[start DATA ROWS]
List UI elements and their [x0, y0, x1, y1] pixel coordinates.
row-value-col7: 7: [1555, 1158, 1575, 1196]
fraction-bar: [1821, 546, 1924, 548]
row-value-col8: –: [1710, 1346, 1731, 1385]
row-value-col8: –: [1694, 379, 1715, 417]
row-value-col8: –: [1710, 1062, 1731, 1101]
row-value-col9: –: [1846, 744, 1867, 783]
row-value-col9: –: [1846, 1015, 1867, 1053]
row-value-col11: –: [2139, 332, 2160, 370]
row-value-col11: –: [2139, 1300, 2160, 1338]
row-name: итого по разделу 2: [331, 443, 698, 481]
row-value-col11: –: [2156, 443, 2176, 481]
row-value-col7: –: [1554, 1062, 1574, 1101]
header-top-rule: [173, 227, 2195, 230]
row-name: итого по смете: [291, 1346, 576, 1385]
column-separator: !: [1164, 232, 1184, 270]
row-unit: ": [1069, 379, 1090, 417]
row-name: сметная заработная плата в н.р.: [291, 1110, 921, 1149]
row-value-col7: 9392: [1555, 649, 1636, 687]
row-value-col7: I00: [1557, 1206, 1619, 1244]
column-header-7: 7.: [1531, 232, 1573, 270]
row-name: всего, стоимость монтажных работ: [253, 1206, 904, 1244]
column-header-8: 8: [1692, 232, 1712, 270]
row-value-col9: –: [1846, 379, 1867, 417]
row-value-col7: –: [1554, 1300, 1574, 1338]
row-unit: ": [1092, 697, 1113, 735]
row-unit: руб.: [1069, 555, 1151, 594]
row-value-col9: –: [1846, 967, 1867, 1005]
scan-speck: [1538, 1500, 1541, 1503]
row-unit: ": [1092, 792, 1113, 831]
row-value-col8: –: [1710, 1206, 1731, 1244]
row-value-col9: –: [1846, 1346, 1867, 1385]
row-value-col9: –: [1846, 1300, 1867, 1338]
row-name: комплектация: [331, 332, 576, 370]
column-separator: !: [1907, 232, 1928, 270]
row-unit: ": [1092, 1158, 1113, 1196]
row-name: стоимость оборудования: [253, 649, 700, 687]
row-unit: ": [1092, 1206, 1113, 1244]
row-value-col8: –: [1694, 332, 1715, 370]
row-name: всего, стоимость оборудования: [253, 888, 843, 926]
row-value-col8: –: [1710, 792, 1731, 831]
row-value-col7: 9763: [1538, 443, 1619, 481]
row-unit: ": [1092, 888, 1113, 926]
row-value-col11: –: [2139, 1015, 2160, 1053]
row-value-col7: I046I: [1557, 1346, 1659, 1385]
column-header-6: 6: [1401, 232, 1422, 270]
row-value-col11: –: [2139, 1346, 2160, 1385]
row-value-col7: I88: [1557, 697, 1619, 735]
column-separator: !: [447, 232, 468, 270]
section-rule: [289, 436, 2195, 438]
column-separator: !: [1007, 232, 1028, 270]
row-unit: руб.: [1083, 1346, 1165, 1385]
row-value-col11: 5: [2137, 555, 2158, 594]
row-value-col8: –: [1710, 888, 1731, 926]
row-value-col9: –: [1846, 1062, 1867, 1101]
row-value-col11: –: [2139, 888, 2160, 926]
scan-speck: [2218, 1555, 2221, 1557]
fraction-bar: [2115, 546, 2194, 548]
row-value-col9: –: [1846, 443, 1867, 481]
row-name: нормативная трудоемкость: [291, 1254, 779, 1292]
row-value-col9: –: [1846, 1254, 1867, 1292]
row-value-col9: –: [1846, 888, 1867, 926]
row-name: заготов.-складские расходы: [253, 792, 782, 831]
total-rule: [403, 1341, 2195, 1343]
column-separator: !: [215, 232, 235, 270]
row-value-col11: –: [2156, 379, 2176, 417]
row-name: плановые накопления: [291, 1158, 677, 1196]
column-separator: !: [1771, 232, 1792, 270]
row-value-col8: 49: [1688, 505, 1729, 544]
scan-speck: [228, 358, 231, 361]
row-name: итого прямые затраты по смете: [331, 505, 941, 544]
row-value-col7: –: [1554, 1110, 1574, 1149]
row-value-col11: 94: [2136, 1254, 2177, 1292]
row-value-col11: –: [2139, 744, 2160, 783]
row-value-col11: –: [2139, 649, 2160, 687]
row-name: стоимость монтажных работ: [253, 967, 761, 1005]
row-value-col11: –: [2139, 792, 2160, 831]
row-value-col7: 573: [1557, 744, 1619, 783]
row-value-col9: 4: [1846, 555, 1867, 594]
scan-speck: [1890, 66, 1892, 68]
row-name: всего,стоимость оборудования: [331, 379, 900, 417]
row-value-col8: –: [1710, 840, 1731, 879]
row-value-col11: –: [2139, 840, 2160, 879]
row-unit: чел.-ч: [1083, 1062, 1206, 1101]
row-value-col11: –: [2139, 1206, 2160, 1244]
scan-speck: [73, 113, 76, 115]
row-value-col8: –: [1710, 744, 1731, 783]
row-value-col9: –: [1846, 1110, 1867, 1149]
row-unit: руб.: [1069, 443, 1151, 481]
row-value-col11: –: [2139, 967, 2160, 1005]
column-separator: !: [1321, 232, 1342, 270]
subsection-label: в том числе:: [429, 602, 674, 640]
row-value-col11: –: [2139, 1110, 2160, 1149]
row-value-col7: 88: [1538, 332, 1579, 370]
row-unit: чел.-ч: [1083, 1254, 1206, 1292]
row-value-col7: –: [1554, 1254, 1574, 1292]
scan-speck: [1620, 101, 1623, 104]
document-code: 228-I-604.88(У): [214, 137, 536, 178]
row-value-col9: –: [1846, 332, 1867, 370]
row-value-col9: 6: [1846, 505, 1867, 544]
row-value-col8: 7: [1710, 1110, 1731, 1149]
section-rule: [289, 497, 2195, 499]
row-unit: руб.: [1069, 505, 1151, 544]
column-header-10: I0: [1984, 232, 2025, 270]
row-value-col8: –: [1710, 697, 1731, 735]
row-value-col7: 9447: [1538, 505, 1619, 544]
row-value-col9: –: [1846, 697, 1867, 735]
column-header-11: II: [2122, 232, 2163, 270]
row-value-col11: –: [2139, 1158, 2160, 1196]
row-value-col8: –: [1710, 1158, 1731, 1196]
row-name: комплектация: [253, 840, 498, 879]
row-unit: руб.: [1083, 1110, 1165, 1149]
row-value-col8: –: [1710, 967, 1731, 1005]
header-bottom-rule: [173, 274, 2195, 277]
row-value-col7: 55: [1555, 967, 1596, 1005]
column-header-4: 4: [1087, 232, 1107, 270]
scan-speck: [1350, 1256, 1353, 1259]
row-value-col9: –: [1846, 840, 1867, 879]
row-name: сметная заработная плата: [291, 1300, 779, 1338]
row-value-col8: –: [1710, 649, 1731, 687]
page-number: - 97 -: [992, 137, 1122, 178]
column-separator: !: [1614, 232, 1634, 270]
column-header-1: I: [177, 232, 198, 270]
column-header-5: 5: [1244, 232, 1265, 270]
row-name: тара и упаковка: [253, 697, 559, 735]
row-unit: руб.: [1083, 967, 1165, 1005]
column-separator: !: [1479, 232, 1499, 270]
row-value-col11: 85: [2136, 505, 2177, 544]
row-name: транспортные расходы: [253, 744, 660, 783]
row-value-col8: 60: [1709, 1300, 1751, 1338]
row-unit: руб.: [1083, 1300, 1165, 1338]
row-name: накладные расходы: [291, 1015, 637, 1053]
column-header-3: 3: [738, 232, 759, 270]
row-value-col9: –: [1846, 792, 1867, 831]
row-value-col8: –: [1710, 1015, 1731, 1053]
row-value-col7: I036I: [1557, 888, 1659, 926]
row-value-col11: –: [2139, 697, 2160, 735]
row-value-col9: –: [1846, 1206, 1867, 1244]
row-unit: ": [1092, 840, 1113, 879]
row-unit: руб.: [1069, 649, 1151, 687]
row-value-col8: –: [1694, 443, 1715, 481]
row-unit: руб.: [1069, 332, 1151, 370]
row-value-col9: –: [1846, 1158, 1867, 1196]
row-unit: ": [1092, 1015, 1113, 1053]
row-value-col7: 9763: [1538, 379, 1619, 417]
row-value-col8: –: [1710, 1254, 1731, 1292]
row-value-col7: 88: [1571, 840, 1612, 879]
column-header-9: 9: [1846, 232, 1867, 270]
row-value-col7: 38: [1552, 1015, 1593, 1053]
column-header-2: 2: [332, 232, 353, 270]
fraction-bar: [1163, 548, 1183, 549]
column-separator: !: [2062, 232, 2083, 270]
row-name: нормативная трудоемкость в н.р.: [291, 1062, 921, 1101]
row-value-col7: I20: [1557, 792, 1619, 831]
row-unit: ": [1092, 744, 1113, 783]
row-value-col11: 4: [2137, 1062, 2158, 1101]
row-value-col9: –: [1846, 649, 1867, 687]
[end DATA ROWS]
Collect every line in the block of data above that contains the string "итого".

- **COMPLETE ANSWER**:
row-name: итого по разделу 2: [331, 443, 698, 481]
row-name: итого по смете: [291, 1346, 576, 1385]
row-name: итого прямые затраты по смете: [331, 505, 941, 544]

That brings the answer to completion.